October 06, 2007

Domicile

He is standing in a familiar lane. There is a building ahead, and a door on the ground-floor landing. A faded plaque displays a well-known name.

Through sheer force of habit, he presses the thumbworn doorbell. Faithful still, it rings out from within. He pauses to absorb the echoes of a sound that has become for him the very definition of a belltone, an acoustic model of how a good chime should sound.

But there is nobody inside, he remembers. There hasn't been for years. He takes out a rusted key and, after a brief struggle with the padlock, enters a musty living room.

Shrouds. A number of shrouds, grotesque and misshapen, cram the modest space. It is a while before he realises that they do not cover corpses, but furniture. The ancestral heritage underneath is a proud, antique mahogany, distinctly colonial in design, perhaps a century old. The sheets have tried valiantly to protect it from the dust, but the dust, after years of laying siege, is winning the slow-motion battle, smothering the wood in painstakingly uniform confection.

These are the same sheets that served as indoor tents many years ago. They were good tents. They could be military shelters, or Red-Indian tepees. Or imaginary havens of protection from an irate uncle. Or secret hoards for the precious chocolate visitors sometimes brought from abroad.

He moves forward in the dim light, picking his way through the eerie shapes to the big glass door that leads to the garden.

The garden is no more. It was filled in with concrete a decade ago, to create a sort of extended porch, after everyone realized that a lawn was too difficult to maintain. But if you stare long enough, and it's the right sort of day, then the concrete melts away and you can see the grass underneath, a resonant, freshly-watered shade of green, just like it used to be.

He makes his way back in, stepping briefly into the kitchen. Some of the old utensils are still around, steel tumblers and plates, the sort that used to be given as gifts and had an illegible name engraved near the bottom. But the glasses are empty. No Rasna or Rooh-Afza or Gold-Spot or Thums-Up for him. For once.

The bookshelves in the study look forlorn and somewhat smaller without their payload. Most of the books have been carted away by eager cousins, others nestle in neem and mothballs in an old trunk in the loft. He finds the spot where a floor tile had chipped, making a little cracked pattern. He'd always say that the crack was shaped like a seahorse, although he cannot honestly find anything seahorse-like about it now.

The ceiling fan looks down from above, incongruous in its perfect stillness. He does not remember it ever being still, even in the middle of winter - it would always be humming its way round, rattling away to itself, never tiring, never breaking down. And it is so close - he can touch its blades without too much trouble. It used to be a distant, divine windblower, reachable only by tall grown-ups. The whole house, actually, is a lot smaller now. It used to be a giant labyrinth of secret pathways, of great halls and corridors, of hideouts known only to a select few.

◆ EXERCISE REQUIREMENTS
[a] Output as a numbered list the rows from the first line through the line containing "sub-prof-opinion[interactable]: 전문자격 2차시험", both included, with blank lines left out.
[b] Write what comes next in the "Domicile" text, picking up after its final sentence.
The text and the rows come from separate, unrelated sources.

(Element boundary rows)
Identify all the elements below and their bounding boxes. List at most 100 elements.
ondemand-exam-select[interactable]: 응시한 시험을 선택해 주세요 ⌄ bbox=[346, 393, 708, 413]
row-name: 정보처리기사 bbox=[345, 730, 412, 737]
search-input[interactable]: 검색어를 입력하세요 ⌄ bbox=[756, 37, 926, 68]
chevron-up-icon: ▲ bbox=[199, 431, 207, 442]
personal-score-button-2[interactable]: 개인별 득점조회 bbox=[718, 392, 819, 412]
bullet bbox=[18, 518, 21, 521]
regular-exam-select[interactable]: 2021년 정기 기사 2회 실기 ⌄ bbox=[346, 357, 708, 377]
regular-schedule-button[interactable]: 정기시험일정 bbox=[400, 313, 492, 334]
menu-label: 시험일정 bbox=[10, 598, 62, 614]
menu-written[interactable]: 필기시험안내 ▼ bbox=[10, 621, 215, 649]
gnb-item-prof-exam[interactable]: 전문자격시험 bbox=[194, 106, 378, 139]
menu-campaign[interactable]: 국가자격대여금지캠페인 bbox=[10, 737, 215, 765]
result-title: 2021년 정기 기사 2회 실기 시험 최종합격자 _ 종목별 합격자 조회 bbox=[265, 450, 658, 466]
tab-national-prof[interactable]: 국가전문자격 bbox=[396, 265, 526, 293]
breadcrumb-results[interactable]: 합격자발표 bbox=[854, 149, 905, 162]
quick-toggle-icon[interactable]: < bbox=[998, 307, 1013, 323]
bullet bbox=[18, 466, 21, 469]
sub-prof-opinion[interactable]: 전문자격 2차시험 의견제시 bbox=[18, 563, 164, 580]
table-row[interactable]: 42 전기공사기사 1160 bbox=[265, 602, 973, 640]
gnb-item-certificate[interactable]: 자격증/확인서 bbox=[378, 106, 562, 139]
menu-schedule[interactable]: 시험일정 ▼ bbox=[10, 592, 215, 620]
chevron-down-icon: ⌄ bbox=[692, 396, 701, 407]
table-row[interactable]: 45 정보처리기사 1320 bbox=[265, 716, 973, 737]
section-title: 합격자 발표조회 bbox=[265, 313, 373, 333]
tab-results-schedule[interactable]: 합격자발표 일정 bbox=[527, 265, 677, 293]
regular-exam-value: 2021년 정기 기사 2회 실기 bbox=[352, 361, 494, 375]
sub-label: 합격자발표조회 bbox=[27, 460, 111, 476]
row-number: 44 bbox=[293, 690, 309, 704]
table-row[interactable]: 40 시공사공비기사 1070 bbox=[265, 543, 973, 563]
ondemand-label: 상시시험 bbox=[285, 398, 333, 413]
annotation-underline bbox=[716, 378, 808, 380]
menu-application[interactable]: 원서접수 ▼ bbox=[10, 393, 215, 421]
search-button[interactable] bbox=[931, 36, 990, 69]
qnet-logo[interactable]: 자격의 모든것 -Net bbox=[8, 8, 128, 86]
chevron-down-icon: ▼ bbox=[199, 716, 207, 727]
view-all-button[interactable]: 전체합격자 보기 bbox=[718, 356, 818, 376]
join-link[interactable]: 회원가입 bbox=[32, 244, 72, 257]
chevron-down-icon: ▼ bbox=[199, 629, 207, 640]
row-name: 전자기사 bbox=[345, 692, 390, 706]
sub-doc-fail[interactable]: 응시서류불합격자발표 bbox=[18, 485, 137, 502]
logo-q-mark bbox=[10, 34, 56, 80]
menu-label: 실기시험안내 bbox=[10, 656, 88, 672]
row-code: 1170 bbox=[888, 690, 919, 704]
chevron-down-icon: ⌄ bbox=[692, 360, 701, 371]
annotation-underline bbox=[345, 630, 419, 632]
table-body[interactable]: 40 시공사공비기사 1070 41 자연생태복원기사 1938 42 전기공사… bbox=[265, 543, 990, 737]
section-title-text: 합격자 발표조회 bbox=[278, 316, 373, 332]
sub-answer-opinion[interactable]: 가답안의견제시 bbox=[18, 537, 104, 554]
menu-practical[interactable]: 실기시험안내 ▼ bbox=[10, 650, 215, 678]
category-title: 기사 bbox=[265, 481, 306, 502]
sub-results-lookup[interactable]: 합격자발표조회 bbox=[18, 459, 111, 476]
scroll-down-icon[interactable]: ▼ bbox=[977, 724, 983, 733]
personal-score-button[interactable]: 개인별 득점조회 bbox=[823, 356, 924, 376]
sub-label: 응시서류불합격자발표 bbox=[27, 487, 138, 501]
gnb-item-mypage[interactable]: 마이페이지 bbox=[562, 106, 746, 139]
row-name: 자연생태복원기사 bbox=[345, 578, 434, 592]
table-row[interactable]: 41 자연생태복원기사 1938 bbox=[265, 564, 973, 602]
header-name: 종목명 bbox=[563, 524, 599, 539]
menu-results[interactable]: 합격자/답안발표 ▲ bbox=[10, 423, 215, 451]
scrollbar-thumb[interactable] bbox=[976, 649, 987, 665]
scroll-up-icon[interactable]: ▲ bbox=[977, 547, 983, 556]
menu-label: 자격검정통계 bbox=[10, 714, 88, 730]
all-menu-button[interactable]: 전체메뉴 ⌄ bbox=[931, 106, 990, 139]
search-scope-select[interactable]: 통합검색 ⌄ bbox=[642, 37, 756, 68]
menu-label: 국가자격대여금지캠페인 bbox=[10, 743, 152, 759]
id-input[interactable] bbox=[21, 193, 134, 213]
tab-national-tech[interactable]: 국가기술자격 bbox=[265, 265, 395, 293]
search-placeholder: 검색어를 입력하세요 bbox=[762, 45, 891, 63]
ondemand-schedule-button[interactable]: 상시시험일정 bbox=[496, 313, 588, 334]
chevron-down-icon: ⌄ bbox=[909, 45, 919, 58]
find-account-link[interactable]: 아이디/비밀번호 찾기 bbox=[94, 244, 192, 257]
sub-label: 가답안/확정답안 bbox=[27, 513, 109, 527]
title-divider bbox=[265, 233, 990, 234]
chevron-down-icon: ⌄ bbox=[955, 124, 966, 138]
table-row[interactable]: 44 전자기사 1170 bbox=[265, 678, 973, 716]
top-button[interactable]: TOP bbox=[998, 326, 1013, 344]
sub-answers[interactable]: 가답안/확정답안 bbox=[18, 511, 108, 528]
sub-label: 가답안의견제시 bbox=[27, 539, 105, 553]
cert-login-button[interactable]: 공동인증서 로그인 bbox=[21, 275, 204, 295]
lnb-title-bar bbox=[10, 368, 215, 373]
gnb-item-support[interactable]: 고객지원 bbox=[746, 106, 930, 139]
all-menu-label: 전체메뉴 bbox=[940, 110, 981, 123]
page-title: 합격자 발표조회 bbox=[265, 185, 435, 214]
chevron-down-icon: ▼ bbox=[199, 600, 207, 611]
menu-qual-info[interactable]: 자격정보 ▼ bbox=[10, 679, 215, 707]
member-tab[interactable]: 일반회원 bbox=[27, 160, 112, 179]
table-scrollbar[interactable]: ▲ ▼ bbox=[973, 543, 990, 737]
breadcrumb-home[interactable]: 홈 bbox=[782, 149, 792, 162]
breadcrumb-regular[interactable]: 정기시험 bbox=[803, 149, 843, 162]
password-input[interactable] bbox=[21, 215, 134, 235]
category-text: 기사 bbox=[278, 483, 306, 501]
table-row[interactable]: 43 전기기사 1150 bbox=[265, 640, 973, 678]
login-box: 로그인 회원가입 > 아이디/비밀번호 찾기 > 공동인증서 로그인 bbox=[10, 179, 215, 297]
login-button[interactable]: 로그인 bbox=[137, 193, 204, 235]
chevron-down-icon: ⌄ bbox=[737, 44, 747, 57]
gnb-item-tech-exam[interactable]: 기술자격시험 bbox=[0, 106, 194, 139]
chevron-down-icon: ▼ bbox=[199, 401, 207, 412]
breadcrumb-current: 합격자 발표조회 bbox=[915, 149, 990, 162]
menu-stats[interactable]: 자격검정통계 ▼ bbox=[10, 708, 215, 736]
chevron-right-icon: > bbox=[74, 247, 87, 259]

◆ ANSWERS IN ORDER
[a]
1. Identify all the elements below and their bounding boxes. List at most 100 elements.
2. ondemand-exam-select[interactable]: 응시한 시험을 선택해 주세요 ⌄ bbox=[346, 393, 708, 413]
3. row-name: 정보처리기사 bbox=[345, 730, 412, 737]
4. search-input[interactable]: 검색어를 입력하세요 ⌄ bbox=[756, 37, 926, 68]
5. chevron-up-icon: ▲ bbox=[199, 431, 207, 442]
6. personal-score-button-2[interactable]: 개인별 득점조회 bbox=[718, 392, 819, 412]
7. bullet bbox=[18, 518, 21, 521]
8. regular-exam-select[interactable]: 2021년 정기 기사 2회 실기 ⌄ bbox=[346, 357, 708, 377]
9. regular-schedule-button[interactable]: 정기시험일정 bbox=[400, 313, 492, 334]
10. menu-label: 시험일정 bbox=[10, 598, 62, 614]
11. menu-written[interactable]: 필기시험안내 ▼ bbox=[10, 621, 215, 649]
12. gnb-item-prof-exam[interactable]: 전문자격시험 bbox=[194, 106, 378, 139]
13. menu-campaign[interactable]: 국가자격대여금지캠페인 bbox=[10, 737, 215, 765]
14. result-title: 2021년 정기 기사 2회 실기 시험 최종합격자 _ 종목별 합격자 조회 bbox=[265, 450, 658, 466]
15. tab-national-prof[interactable]: 국가전문자격 bbox=[396, 265, 526, 293]
16. breadcrumb-results[interactable]: 합격자발표 bbox=[854, 149, 905, 162]
17. quick-toggle-icon[interactable]: < bbox=[998, 307, 1013, 323]
18. bullet bbox=[18, 466, 21, 469]
19. sub-prof-opinion[interactable]: 전문자격 2차시험 의견제시 bbox=[18, 563, 164, 580]

[b]
But it is already late. He makes his way back to the front door. After a few minutes of fumbling with the padlock and a spot of obsessive-compulsive checking to make sure it is secure, he heads back.

He might wear the vagabond tag as a badge of honour, might pride himself on his adaptability, might claim to be well acquainted with, and rather fond of, dozens of countries. But, in truth, there is a place that means just that little bit more to him than other places do. The place that he grew up in. The place he calls home.

16 comments :

Anonymous said...

This was a beautiful post!

It reminded me of a recent experience, when I visited the house which my grandfather had got built. Due to his sudden death soon after, the family never moved to live there. Over the years, it was only used for brief visits, the last of which were also perhaps more than a quarter of a century ago. Prior to this visit, I had been there only once - for an afternoon, more than a decade ago. So I have no deep memories associated with the place. Yet, when I saw the house -- once built with so many dreams now a crumbling memory of what had been, layered with years of dust and silent echoes of long-ago voices of my family members, with cupboards holding on to scraps of Time left behind in abandoned notebooks, once-new furniture now withered away in storage, roots of trees creeping inside slowly claiming the house as their own.. -- something ached inside. It started to grow and pull me down, when suddenly, out of the blue, in a place where I had not been getting any network signal till then, my phone suddenly beeped. From hundreds of miles away, by some strange synchronicity, a friend reached out and shook me out of the growing gloom by a simple one word message: "oye".

~N.

Casablanca said...

Oh well, that is the problem when you've shifted houses every few years as a child. You never really have that *one* place you feel fondly about.

tangled said...

You should fall ill more often, you. I loved this. :)
I wish I had a place I belonged to - all I have is my imagination...

Anonymous said...

Hello.

Im sorry for the silences.

This is a lovely post. And I hope you're doing fine.


Sowmya.

DSK said...

Hey,

Came by after a long time, only to be pleasantly surprised. Now that I'm missing home so much more, your post brought in the sniffles.

the One said...

N: Thanks.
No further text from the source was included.